> _What needs to be done_: All pictures must be dropped, while the entries are given again word for word.

※ ※ ※

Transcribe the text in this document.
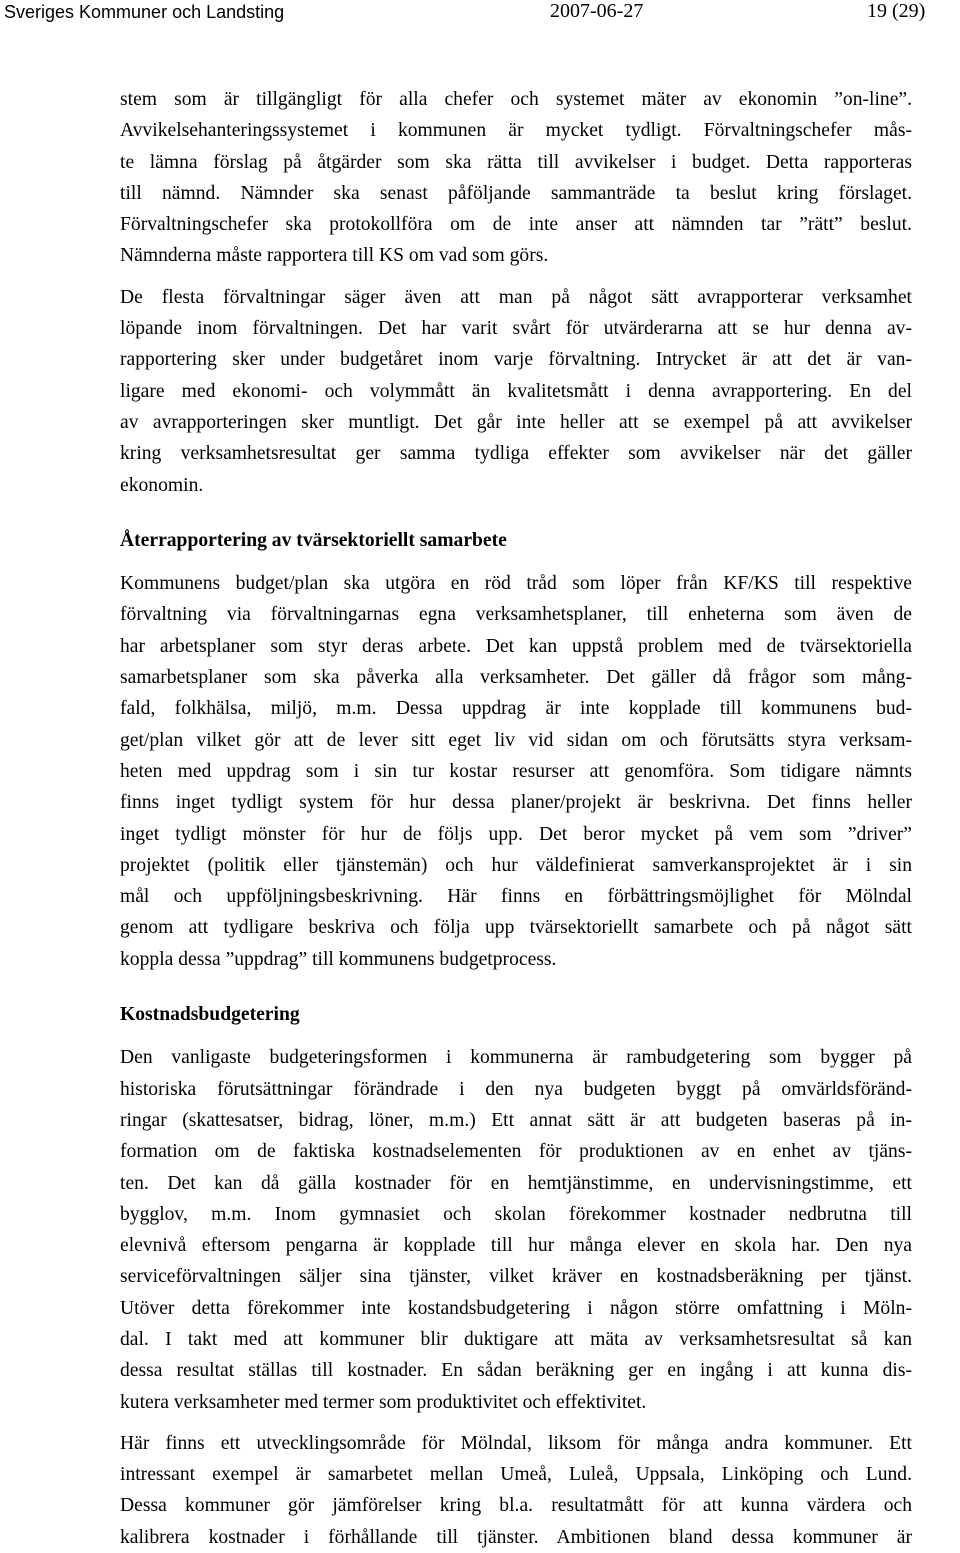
Sveriges Kommuner och Landsting	2007-06-27	19 (29)

stem som är tillgängligt för alla chefer och systemet mäter av ekonomin ”on-line”.
Avvikelsehanteringssystemet i kommunen är mycket tydligt. Förvaltningschefer mås-
te lämna förslag på åtgärder som ska rätta till avvikelser i budget. Detta rapporteras
till nämnd. Nämnder ska senast påföljande sammanträde ta beslut kring förslaget.
Förvaltningschefer ska protokollföra om de inte anser att nämnden tar ”rätt” beslut.
Nämnderna måste rapportera till KS om vad som görs.

De flesta förvaltningar säger även att man på något sätt avrapporterar verksamhet
löpande inom förvaltningen. Det har varit svårt för utvärderarna att se hur denna av-
rapportering sker under budgetåret inom varje förvaltning. Intrycket är att det är van-
ligare med ekonomi- och volymmått än kvalitetsmått i denna avrapportering. En del
av avrapporteringen sker muntligt. Det går inte heller att se exempel på att avvikelser
kring verksamhetsresultat ger samma tydliga effekter som avvikelser när det gäller
ekonomin.

Återrapportering av tvärsektoriellt samarbete

Kommunens budget/plan ska utgöra en röd tråd som löper från KF/KS till respektive
förvaltning via förvaltningarnas egna verksamhetsplaner, till enheterna som även de
har arbetsplaner som styr deras arbete. Det kan uppstå problem med de tvärsektoriella
samarbetsplaner som ska påverka alla verksamheter. Det gäller då frågor som mång-
fald, folkhälsa, miljö, m.m. Dessa uppdrag är inte kopplade till kommunens bud-
get/plan vilket gör att de lever sitt eget liv vid sidan om och förutsätts styra verksam-
heten med uppdrag som i sin tur kostar resurser att genomföra. Som tidigare nämnts
finns inget tydligt system för hur dessa planer/projekt är beskrivna. Det finns heller
inget tydligt mönster för hur de följs upp. Det beror mycket på vem som ”driver”
projektet (politik eller tjänstemän) och hur väldefinierat samverkansprojektet är i sin
mål och uppföljningsbeskrivning. Här finns en förbättringsmöjlighet för Mölndal
genom att tydligare beskriva och följa upp tvärsektoriellt samarbete och på något sätt
koppla dessa ”uppdrag” till kommunens budgetprocess.

Kostnadsbudgetering

Den vanligaste budgeteringsformen i kommunerna är rambudgetering som bygger på
historiska förutsättningar förändrade i den nya budgeten byggt på omvärldsföränd-
ringar (skattesatser, bidrag, löner, m.m.) Ett annat sätt är att budgeten baseras på in-
formation om de faktiska kostnadselementen för produktionen av en enhet av tjäns-
ten. Det kan då gälla kostnader för en hemtjänstimme, en undervisningstimme, ett
bygglov, m.m. Inom gymnasiet och skolan förekommer kostnader nedbrutna till
elevnivå eftersom pengarna är kopplade till hur många elever en skola har. Den nya
serviceförvaltningen säljer sina tjänster, vilket kräver en kostnadsberäkning per tjänst.
Utöver detta förekommer inte kostandsbudgetering i någon större omfattning i Möln-
dal. I takt med att kommuner blir duktigare att mäta av verksamhetsresultat så kan
dessa resultat ställas till kostnader. En sådan beräkning ger en ingång i att kunna dis-
kutera verksamheter med termer som produktivitet och effektivitet.

Här finns ett utvecklingsområde för Mölndal, liksom för många andra kommuner. Ett
intressant exempel är samarbetet mellan Umeå, Luleå, Uppsala, Linköping och Lund.
Dessa kommuner gör jämförelser kring bl.a. resultatmått för att kunna värdera och
kalibrera kostnader i förhållande till tjänster. Ambitionen bland dessa kommuner är
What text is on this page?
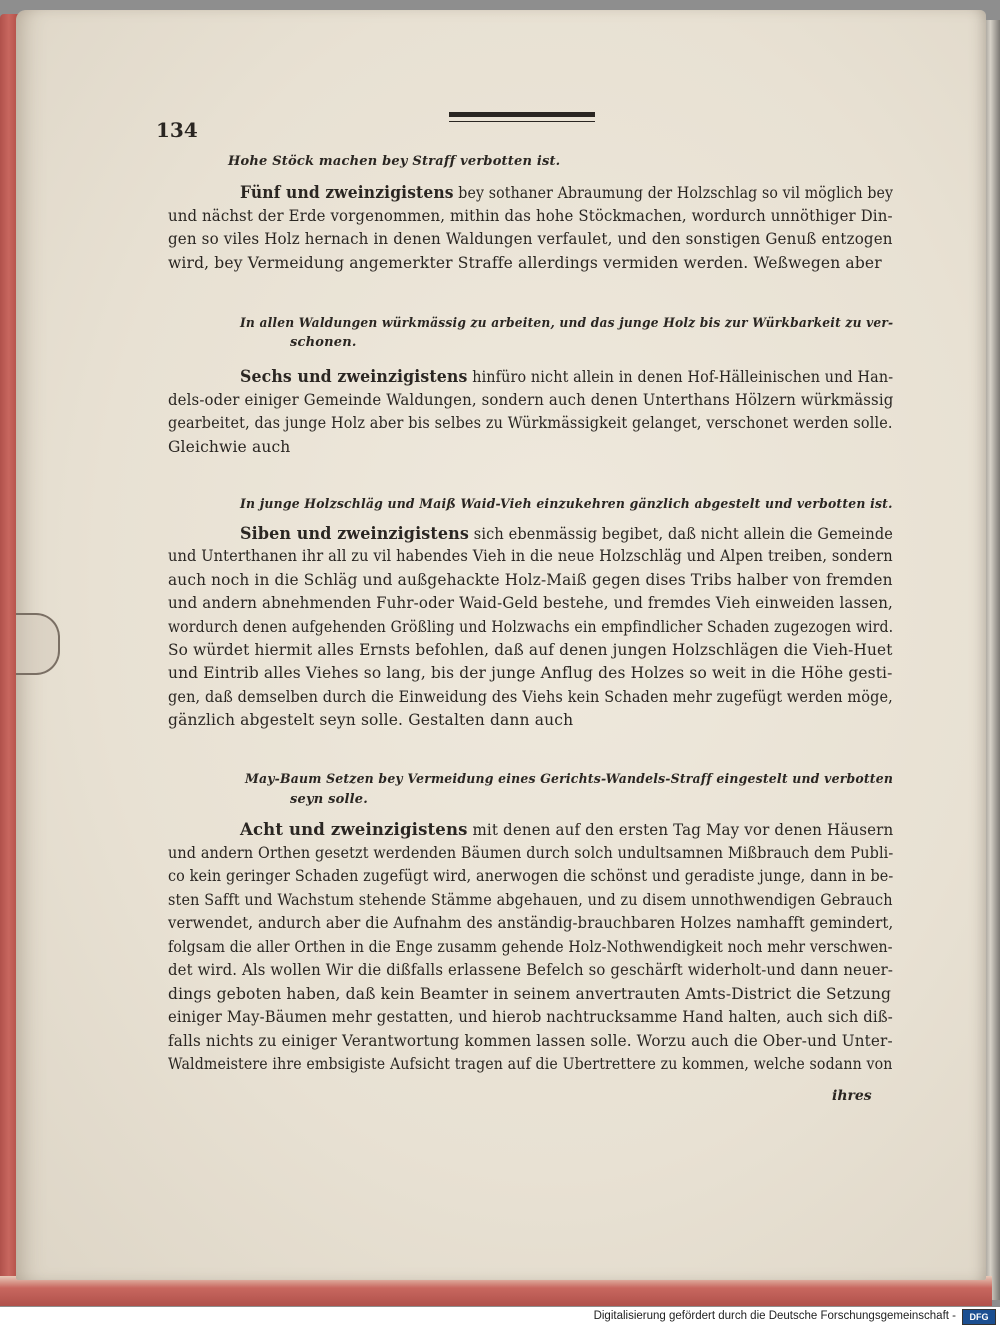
134
Hohe Stöck machen bey Straff verbotten ist.
Fünf und zweinzigistens bey sothaner Abraumung der Holzschlag so vil möglich bey
und nächst der Erde vorgenommen, mithin das hohe Stöckmachen, wordurch unnöthiger Din-
gen so viles Holz hernach in denen Waldungen verfaulet, und den sonstigen Genuß entzogen
wird, bey Vermeidung angemerkter Straffe allerdings vermiden werden. Weßwegen aber
In allen Waldungen würkmässig zu arbeiten, und das junge Holz bis zur Würkbarkeit zu ver-
schonen.
Sechs und zweinzigistens hinfüro nicht allein in denen Hof-Hälleinischen und Han-
dels-oder einiger Gemeinde Waldungen, sondern auch denen Unterthans Hölzern würkmässig
gearbeitet, das junge Holz aber bis selbes zu Würkmässigkeit gelanget, verschonet werden solle.
Gleichwie auch
In junge Holzschläg und Maiß Waid-Vieh einzukehren gänzlich abgestelt und verbotten ist.
Siben und zweinzigistens sich ebenmässig begibet, daß nicht allein die Gemeinde
und Unterthanen ihr all zu vil habendes Vieh in die neue Holzschläg und Alpen treiben, sondern
auch noch in die Schläg und außgehackte Holz-Maiß gegen dises Tribs halber von fremden
und andern abnehmenden Fuhr-oder Waid-Geld bestehe, und fremdes Vieh einweiden lassen,
wordurch denen aufgehenden Größling und Holzwachs ein empfindlicher Schaden zugezogen wird.
So würdet hiermit alles Ernsts befohlen, daß auf denen jungen Holzschlägen die Vieh-Huet
und Eintrib alles Viehes so lang, bis der junge Anflug des Holzes so weit in die Höhe gesti-
gen, daß demselben durch die Einweidung des Viehs kein Schaden mehr zugefügt werden möge,
gänzlich abgestelt seyn solle. Gestalten dann auch
May-Baum Setzen bey Vermeidung eines Gerichts-Wandels-Straff eingestelt und verbotten
seyn solle.
Acht und zweinzigistens mit denen auf den ersten Tag May vor denen Häusern
und andern Orthen gesetzt werdenden Bäumen durch solch undultsamnen Mißbrauch dem Publi-
co kein geringer Schaden zugefügt wird, anerwogen die schönst und geradiste junge, dann in be-
sten Safft und Wachstum stehende Stämme abgehauen, und zu disem unnothwendigen Gebrauch
verwendet, andurch aber die Aufnahm des anständig-brauchbaren Holzes namhafft gemindert,
folgsam die aller Orthen in die Enge zusamm gehende Holz-Nothwendigkeit noch mehr verschwen-
det wird. Als wollen Wir die dißfalls erlassene Befelch so geschärft widerholt-und dann neuer-
dings geboten haben, daß kein Beamter in seinem anvertrauten Amts-District die Setzung
einiger May-Bäumen mehr gestatten, und hierob nachtrucksamme Hand halten, auch sich diß-
falls nichts zu einiger Verantwortung kommen lassen solle. Worzu auch die Ober-und Unter-
Waldmeistere ihre embsigiste Aufsicht tragen auf die Ubertrettere zu kommen, welche sodann von
ihres
Digitalisierung gefördert durch die Deutsche Forschungsgemeinschaft -	DFG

※ ※ ※

> _Result of this exercise_:
Transcribe the text in this document.
Sveriges Kommuner och Landsting	2007-06-27	19 (29)

stem som är tillgängligt för alla chefer och systemet mäter av ekonomin ”on-line”.
Avvikelsehanteringssystemet i kommunen är mycket tydligt. Förvaltningschefer mås-
te lämna förslag på åtgärder som ska rätta till avvikelser i budget. Detta rapporteras
till nämnd. Nämnder ska senast påföljande sammanträde ta beslut kring förslaget.
Förvaltningschefer ska protokollföra om de inte anser att nämnden tar ”rätt” beslut.
Nämnderna måste rapportera till KS om vad som görs.

De flesta förvaltningar säger även att man på något sätt avrapporterar verksamhet
löpande inom förvaltningen. Det har varit svårt för utvärderarna att se hur denna av-
rapportering sker under budgetåret inom varje förvaltning. Intrycket är att det är van-
ligare med ekonomi- och volymmått än kvalitetsmått i denna avrapportering. En del
av avrapporteringen sker muntligt. Det går inte heller att se exempel på att avvikelser
kring verksamhetsresultat ger samma tydliga effekter som avvikelser när det gäller
ekonomin.

Återrapportering av tvärsektoriellt samarbete

Kommunens budget/plan ska utgöra en röd tråd som löper från KF/KS till respektive
förvaltning via förvaltningarnas egna verksamhetsplaner, till enheterna som även de
har arbetsplaner som styr deras arbete. Det kan uppstå problem med de tvärsektoriella
samarbetsplaner som ska påverka alla verksamheter. Det gäller då frågor som mång-
fald, folkhälsa, miljö, m.m. Dessa uppdrag är inte kopplade till kommunens bud-
get/plan vilket gör att de lever sitt eget liv vid sidan om och förutsätts styra verksam-
heten med uppdrag som i sin tur kostar resurser att genomföra. Som tidigare nämnts
finns inget tydligt system för hur dessa planer/projekt är beskrivna. Det finns heller
inget tydligt mönster för hur de följs upp. Det beror mycket på vem som ”driver”
projektet (politik eller tjänstemän) och hur väldefinierat samverkansprojektet är i sin
mål och uppföljningsbeskrivning. Här finns en förbättringsmöjlighet för Mölndal
genom att tydligare beskriva och följa upp tvärsektoriellt samarbete och på något sätt
koppla dessa ”uppdrag” till kommunens budgetprocess.

Kostnadsbudgetering

Den vanligaste budgeteringsformen i kommunerna är rambudgetering som bygger på
historiska förutsättningar förändrade i den nya budgeten byggt på omvärldsföränd-
ringar (skattesatser, bidrag, löner, m.m.) Ett annat sätt är att budgeten baseras på in-
formation om de faktiska kostnadselementen för produktionen av en enhet av tjäns-
ten. Det kan då gälla kostnader för en hemtjänstimme, en undervisningstimme, ett
bygglov, m.m. Inom gymnasiet och skolan förekommer kostnader nedbrutna till
elevnivå eftersom pengarna är kopplade till hur många elever en skola har. Den nya
serviceförvaltningen säljer sina tjänster, vilket kräver en kostnadsberäkning per tjänst.
Utöver detta förekommer inte kostandsbudgetering i någon större omfattning i Möln-
dal. I takt med att kommuner blir duktigare att mäta av verksamhetsresultat så kan
dessa resultat ställas till kostnader. En sådan beräkning ger en ingång i att kunna dis-
kutera verksamheter med termer som produktivitet och effektivitet.

Här finns ett utvecklingsområde för Mölndal, liksom för många andra kommuner. Ett
intressant exempel är samarbetet mellan Umeå, Luleå, Uppsala, Linköping och Lund.
Dessa kommuner gör jämförelser kring bl.a. resultatmått för att kunna värdera och
kalibrera kostnader i förhållande till tjänster. Ambitionen bland dessa kommuner är
What text is on this page?
134
Hohe Stöck machen bey Straff verbotten ist.
Fünf und zweinzigistens bey sothaner Abraumung der Holzschlag so vil möglich bey
und nächst der Erde vorgenommen, mithin das hohe Stöckmachen, wordurch unnöthiger Din-
gen so viles Holz hernach in denen Waldungen verfaulet, und den sonstigen Genuß entzogen
wird, bey Vermeidung angemerkter Straffe allerdings vermiden werden. Weßwegen aber
In allen Waldungen würkmässig zu arbeiten, und das junge Holz bis zur Würkbarkeit zu ver-
schonen.
Sechs und zweinzigistens hinfüro nicht allein in denen Hof-Hälleinischen und Han-
dels-oder einiger Gemeinde Waldungen, sondern auch denen Unterthans Hölzern würkmässig
gearbeitet, das junge Holz aber bis selbes zu Würkmässigkeit gelanget, verschonet werden solle.
Gleichwie auch
In junge Holzschläg und Maiß Waid-Vieh einzukehren gänzlich abgestelt und verbotten ist.
Siben und zweinzigistens sich ebenmässig begibet, daß nicht allein die Gemeinde
und Unterthanen ihr all zu vil habendes Vieh in die neue Holzschläg und Alpen treiben, sondern
auch noch in die Schläg und außgehackte Holz-Maiß gegen dises Tribs halber von fremden
und andern abnehmenden Fuhr-oder Waid-Geld bestehe, und fremdes Vieh einweiden lassen,
wordurch denen aufgehenden Größling und Holzwachs ein empfindlicher Schaden zugezogen wird.
So würdet hiermit alles Ernsts befohlen, daß auf denen jungen Holzschlägen die Vieh-Huet
und Eintrib alles Viehes so lang, bis der junge Anflug des Holzes so weit in die Höhe gesti-
gen, daß demselben durch die Einweidung des Viehs kein Schaden mehr zugefügt werden möge,
gänzlich abgestelt seyn solle. Gestalten dann auch
May-Baum Setzen bey Vermeidung eines Gerichts-Wandels-Straff eingestelt und verbotten
seyn solle.
Acht und zweinzigistens mit denen auf den ersten Tag May vor denen Häusern
und andern Orthen gesetzt werdenden Bäumen durch solch undultsamnen Mißbrauch dem Publi-
co kein geringer Schaden zugefügt wird, anerwogen die schönst und geradiste junge, dann in be-
sten Safft und Wachstum stehende Stämme abgehauen, und zu disem unnothwendigen Gebrauch
verwendet, andurch aber die Aufnahm des anständig-brauchbaren Holzes namhafft gemindert,
folgsam die aller Orthen in die Enge zusamm gehende Holz-Nothwendigkeit noch mehr verschwen-
det wird. Als wollen Wir die dißfalls erlassene Befelch so geschärft widerholt-und dann neuer-
dings geboten haben, daß kein Beamter in seinem anvertrauten Amts-District die Setzung
einiger May-Bäumen mehr gestatten, und hierob nachtrucksamme Hand halten, auch sich diß-
falls nichts zu einiger Verantwortung kommen lassen solle. Worzu auch die Ober-und Unter-
Waldmeistere ihre embsigiste Aufsicht tragen auf die Ubertrettere zu kommen, welche sodann von
ihres
Digitalisierung gefördert durch die Deutsche Forschungsgemeinschaft -	DFG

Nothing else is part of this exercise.